[Element and region data]
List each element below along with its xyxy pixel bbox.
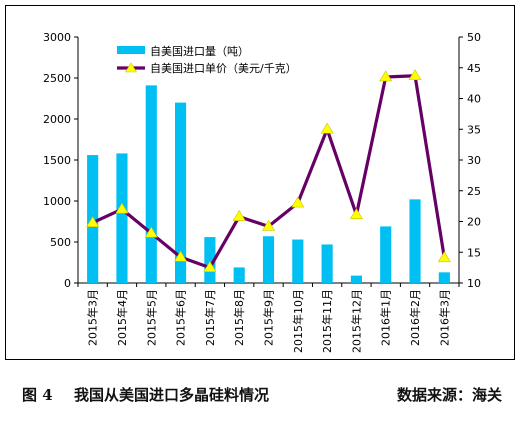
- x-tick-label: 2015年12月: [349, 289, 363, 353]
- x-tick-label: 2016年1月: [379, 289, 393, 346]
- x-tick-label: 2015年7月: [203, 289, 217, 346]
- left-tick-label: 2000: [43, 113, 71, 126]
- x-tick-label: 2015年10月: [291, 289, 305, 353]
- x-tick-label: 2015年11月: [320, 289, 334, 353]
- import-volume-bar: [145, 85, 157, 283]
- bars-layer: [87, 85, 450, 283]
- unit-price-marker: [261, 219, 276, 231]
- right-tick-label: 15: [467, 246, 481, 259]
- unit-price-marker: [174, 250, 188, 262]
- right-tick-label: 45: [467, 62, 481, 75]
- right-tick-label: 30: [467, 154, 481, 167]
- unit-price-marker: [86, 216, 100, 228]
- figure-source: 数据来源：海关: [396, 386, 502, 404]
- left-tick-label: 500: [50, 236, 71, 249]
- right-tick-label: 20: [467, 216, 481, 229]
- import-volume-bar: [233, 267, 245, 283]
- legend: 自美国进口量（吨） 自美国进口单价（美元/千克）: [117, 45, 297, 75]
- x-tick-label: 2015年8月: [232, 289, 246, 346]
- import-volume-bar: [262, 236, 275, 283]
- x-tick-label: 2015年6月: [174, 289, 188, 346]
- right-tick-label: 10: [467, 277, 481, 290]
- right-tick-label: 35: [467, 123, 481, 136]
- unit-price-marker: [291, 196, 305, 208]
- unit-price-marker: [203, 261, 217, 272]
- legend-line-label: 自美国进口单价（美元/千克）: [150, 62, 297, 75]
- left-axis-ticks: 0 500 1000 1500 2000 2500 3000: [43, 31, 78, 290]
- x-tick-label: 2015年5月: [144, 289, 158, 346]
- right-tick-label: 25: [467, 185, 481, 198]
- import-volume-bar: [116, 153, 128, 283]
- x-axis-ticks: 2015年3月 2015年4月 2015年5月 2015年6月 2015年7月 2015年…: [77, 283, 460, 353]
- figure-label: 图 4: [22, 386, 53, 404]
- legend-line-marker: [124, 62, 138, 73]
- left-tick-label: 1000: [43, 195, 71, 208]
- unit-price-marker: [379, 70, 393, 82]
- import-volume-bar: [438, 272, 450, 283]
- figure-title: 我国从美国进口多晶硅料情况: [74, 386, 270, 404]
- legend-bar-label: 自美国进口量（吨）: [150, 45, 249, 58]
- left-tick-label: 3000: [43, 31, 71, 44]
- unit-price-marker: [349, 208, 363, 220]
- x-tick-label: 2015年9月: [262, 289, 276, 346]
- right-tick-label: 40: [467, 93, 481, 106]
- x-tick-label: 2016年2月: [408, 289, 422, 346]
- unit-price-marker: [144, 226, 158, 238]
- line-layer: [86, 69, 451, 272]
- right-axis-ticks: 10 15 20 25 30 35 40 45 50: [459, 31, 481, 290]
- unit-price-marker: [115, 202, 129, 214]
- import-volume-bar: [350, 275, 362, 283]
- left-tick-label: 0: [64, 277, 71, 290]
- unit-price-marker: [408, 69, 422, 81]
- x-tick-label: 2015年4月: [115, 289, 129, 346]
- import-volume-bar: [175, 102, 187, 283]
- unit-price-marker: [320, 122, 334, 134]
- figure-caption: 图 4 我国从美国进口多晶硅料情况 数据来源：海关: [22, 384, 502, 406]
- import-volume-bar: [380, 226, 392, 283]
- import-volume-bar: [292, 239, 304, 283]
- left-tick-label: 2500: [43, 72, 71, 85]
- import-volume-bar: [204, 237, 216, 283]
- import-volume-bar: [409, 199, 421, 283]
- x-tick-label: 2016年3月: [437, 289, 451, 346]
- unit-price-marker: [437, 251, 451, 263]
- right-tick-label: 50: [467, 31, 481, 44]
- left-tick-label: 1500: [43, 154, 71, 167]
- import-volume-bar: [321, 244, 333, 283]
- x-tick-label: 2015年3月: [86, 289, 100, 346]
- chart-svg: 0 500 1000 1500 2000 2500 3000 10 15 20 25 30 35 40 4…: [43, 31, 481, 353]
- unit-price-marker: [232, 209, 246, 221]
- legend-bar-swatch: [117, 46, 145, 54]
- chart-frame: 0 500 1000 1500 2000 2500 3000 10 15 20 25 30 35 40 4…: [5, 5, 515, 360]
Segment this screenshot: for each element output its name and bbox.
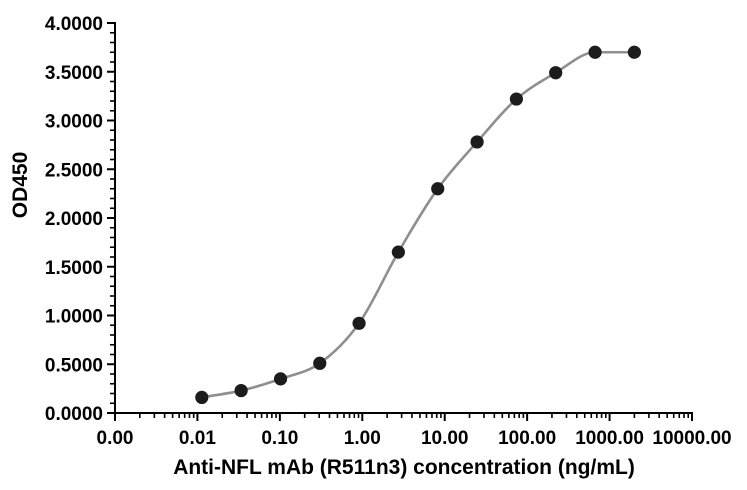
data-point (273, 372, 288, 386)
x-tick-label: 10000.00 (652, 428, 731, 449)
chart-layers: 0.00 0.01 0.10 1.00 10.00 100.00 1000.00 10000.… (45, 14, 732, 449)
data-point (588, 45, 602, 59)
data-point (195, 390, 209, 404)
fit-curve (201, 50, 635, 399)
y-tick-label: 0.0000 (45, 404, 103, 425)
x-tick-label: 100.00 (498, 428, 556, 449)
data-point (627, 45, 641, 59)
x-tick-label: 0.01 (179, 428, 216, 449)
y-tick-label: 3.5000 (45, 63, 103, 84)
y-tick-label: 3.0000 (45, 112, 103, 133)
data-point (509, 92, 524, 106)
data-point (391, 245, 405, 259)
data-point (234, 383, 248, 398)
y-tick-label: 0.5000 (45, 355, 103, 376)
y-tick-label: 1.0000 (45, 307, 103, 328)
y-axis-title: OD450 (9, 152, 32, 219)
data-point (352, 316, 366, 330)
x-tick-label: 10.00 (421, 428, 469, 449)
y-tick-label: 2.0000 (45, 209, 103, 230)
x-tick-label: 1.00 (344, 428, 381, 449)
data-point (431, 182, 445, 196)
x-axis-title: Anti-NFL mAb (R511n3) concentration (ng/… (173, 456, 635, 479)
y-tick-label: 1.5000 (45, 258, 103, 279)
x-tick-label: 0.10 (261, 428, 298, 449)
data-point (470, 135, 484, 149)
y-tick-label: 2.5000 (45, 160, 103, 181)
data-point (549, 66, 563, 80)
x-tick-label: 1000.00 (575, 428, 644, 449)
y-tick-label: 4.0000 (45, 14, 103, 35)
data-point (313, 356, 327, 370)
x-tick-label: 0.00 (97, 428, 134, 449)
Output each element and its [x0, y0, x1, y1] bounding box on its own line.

DO THIS. Lay out every line of the records above as a JSON list of strings, one string per line, omitting blank lines and leaving out the pictures.

ANSWER BELOW.
[
  "List each element below along with its xyxy pixel bbox.",
  "- x-tick-label: 2015年12月: [349, 289, 363, 353]",
  "- x-tick-label: 2016年1月: [379, 289, 393, 346]",
  "- x-tick-label: 2015年7月: [203, 289, 217, 346]",
  "- left-tick-label: 2000: [43, 113, 71, 126]",
  "- x-tick-label: 2015年10月: [291, 289, 305, 353]",
  "- x-tick-label: 2015年11月: [320, 289, 334, 353]",
  "- import-volume-bar: [145, 85, 157, 283]",
  "- bars-layer: [87, 85, 450, 283]",
  "- unit-price-marker: [261, 219, 276, 231]",
  "- right-tick-label: 15: [467, 246, 481, 259]",
  "- unit-price-marker: [174, 250, 188, 262]",
  "- right-tick-label: 45: [467, 62, 481, 75]",
  "- right-tick-label: 30: [467, 154, 481, 167]",
  "- unit-price-marker: [86, 216, 100, 228]",
  "- figure-source: 数据来源：海关: [396, 386, 502, 404]",
  "- left-tick-label: 500: [50, 236, 71, 249]",
  "- right-tick-label: 20: [467, 216, 481, 229]",
  "- import-volume-bar: [233, 267, 245, 283]",
  "- legend: 自美国进口量（吨） 自美国进口单价（美元/千克）: [117, 45, 297, 75]",
  "- x-tick-label: 2015年8月: [232, 289, 246, 346]",
  "- import-volume-bar: [262, 236, 275, 283]",
  "- x-tick-label: 2015年6月: [174, 289, 188, 346]",
  "- right-tick-label: 10: [467, 277, 481, 290]",
  "- right-tick-label: 35: [467, 123, 481, 136]",
  "- unit-price-marker: [291, 196, 305, 208]",
  "- unit-price-marker: [203, 261, 217, 272]",
  "- legend-line-label: 自美国进口单价（美元/千克）: [150, 62, 297, 75]",
  "- left-axis-ticks: 0 500 1000 1500 2000 2500 3000: [43, 31, 78, 290]",
  "- x-tick-label: 2015年5月: [144, 289, 158, 346]",
  "- right-tick-label: 25: [467, 185, 481, 198]",
  "- import-volume-bar: [116, 153, 128, 283]",
  "- x-axis-ticks: 2015年3月 2015年4月 2015年5月 2015年6月 2015年7月 2015年…: [77, 283, 460, 353]",
  "- figure-label: 图 4: [22, 386, 53, 404]",
  "- legend-line-marker: [124, 62, 138, 73]",
  "- left-tick-label: 1000: [43, 195, 71, 208]",
  "- unit-price-marker: [379, 70, 393, 82]",
  "- import-volume-bar: [438, 272, 450, 283]",
  "- figure-title: 我国从美国进口多晶硅料情况: [74, 386, 270, 404]",
  "- legend-bar-label: 自美国进口量（吨）: [150, 45, 249, 58]",
  "- left-tick-label: 3000: [43, 31, 71, 44]",
  "- unit-price-marker: [349, 208, 363, 220]",
  "- x-tick-label: 2015年9月: [262, 289, 276, 346]",
  "- right-tick-label: 40: [467, 93, 481, 106]",
  "- x-tick-label: 2016年2月: [408, 289, 422, 346]",
  "- unit-price-marker: [144, 226, 158, 238]",
  "- line-layer: [86, 69, 451, 272]",
  "- right-axis-ticks: 10 15 20 25 30 35 40 45 50: [459, 31, 481, 290]",
  "- unit-price-marker: [115, 202, 129, 214]",
  "- import-volume-bar: [350, 275, 362, 283]",
  "- left-tick-label: 0: [64, 277, 71, 290]",
  "- unit-price-marker: [408, 69, 422, 81]",
  "- x-tick-label: 2015年4月: [115, 289, 129, 346]",
  "- import-volume-bar: [175, 102, 187, 283]",
  "- unit-price-marker: [320, 122, 334, 134]",
  "- figure-caption: 图 4 我国从美国进口多晶硅料情况 数据来源：海关: [22, 384, 502, 406]",
  "- import-volume-bar: [380, 226, 392, 283]",
  "- import-volume-bar: [292, 239, 304, 283]",
  "- left-tick-label: 2500: [43, 72, 71, 85]",
  "- import-volume-bar: [204, 237, 216, 283]",
  "- import-volume-bar: [409, 199, 421, 283]",
  "- x-tick-label: 2016年3月: [437, 289, 451, 346]",
  "- unit-price-marker: [437, 251, 451, 263]",
  "- right-tick-label: 50: [467, 31, 481, 44]",
  "- left-tick-label: 1500: [43, 154, 71, 167]",
  "- import-volume-bar: [321, 244, 333, 283]",
  "- x-tick-label: 2015年3月: [86, 289, 100, 346]",
  "- chart-svg: 0 500 1000 1500 2000 2500 3000 10 15 20 25 30 35 40 4…: [43, 31, 481, 353]",
  "- unit-price-marker: [232, 209, 246, 221]",
  "- legend-bar-swatch: [117, 46, 145, 54]",
  "- chart-frame: 0 500 1000 1500 2000 2500 3000 10 15 20 25 30 35 40 4…: [5, 5, 515, 360]",
  "Segment this screenshot: for each element output its name and bbox.",
  "data-point (273, 372, 288, 386)",
  "x-tick-label: 10000.00 (652, 428, 731, 449)",
  "chart-layers: 0.00 0.01 0.10 1.00 10.00 100.00 1000.00 10000.… (45, 14, 732, 449)",
  "data-point (588, 45, 602, 59)",
  "data-point (195, 390, 209, 404)",
  "fit-curve (201, 50, 635, 399)",
  "y-tick-label: 0.0000 (45, 404, 103, 425)",
  "x-tick-label: 100.00 (498, 428, 556, 449)",
  "data-point (627, 45, 641, 59)",
  "x-tick-label: 0.01 (179, 428, 216, 449)",
  "y-tick-label: 3.5000 (45, 63, 103, 84)",
  "y-tick-label: 3.0000 (45, 112, 103, 133)",
  "data-point (509, 92, 524, 106)",
  "data-point (391, 245, 405, 259)",
  "data-point (234, 383, 248, 398)",
  "y-tick-label: 0.5000 (45, 355, 103, 376)",
  "y-tick-label: 1.0000 (45, 307, 103, 328)",
  "y-axis-title: OD450 (9, 152, 32, 219)",
  "data-point (352, 316, 366, 330)",
  "x-tick-label: 10.00 (421, 428, 469, 449)",
  "y-tick-label: 2.0000 (45, 209, 103, 230)",
  "x-tick-label: 1.00 (344, 428, 381, 449)",
  "data-point (431, 182, 445, 196)",
  "x-axis-title: Anti-NFL mAb (R511n3) concentration (ng/… (173, 456, 635, 479)",
  "y-tick-label: 1.5000 (45, 258, 103, 279)",
  "x-tick-label: 0.10 (261, 428, 298, 449)",
  "data-point (470, 135, 484, 149)",
  "y-tick-label: 2.5000 (45, 160, 103, 181)",
  "data-point (549, 66, 563, 80)",
  "x-tick-label: 1000.00 (575, 428, 644, 449)",
  "y-tick-label: 4.0000 (45, 14, 103, 35)",
  "data-point (313, 356, 327, 370)",
  "x-tick-label: 0.00 (97, 428, 134, 449)",
  "Output each element and its [x0, y0, x1, y1] bounding box on its own line."
]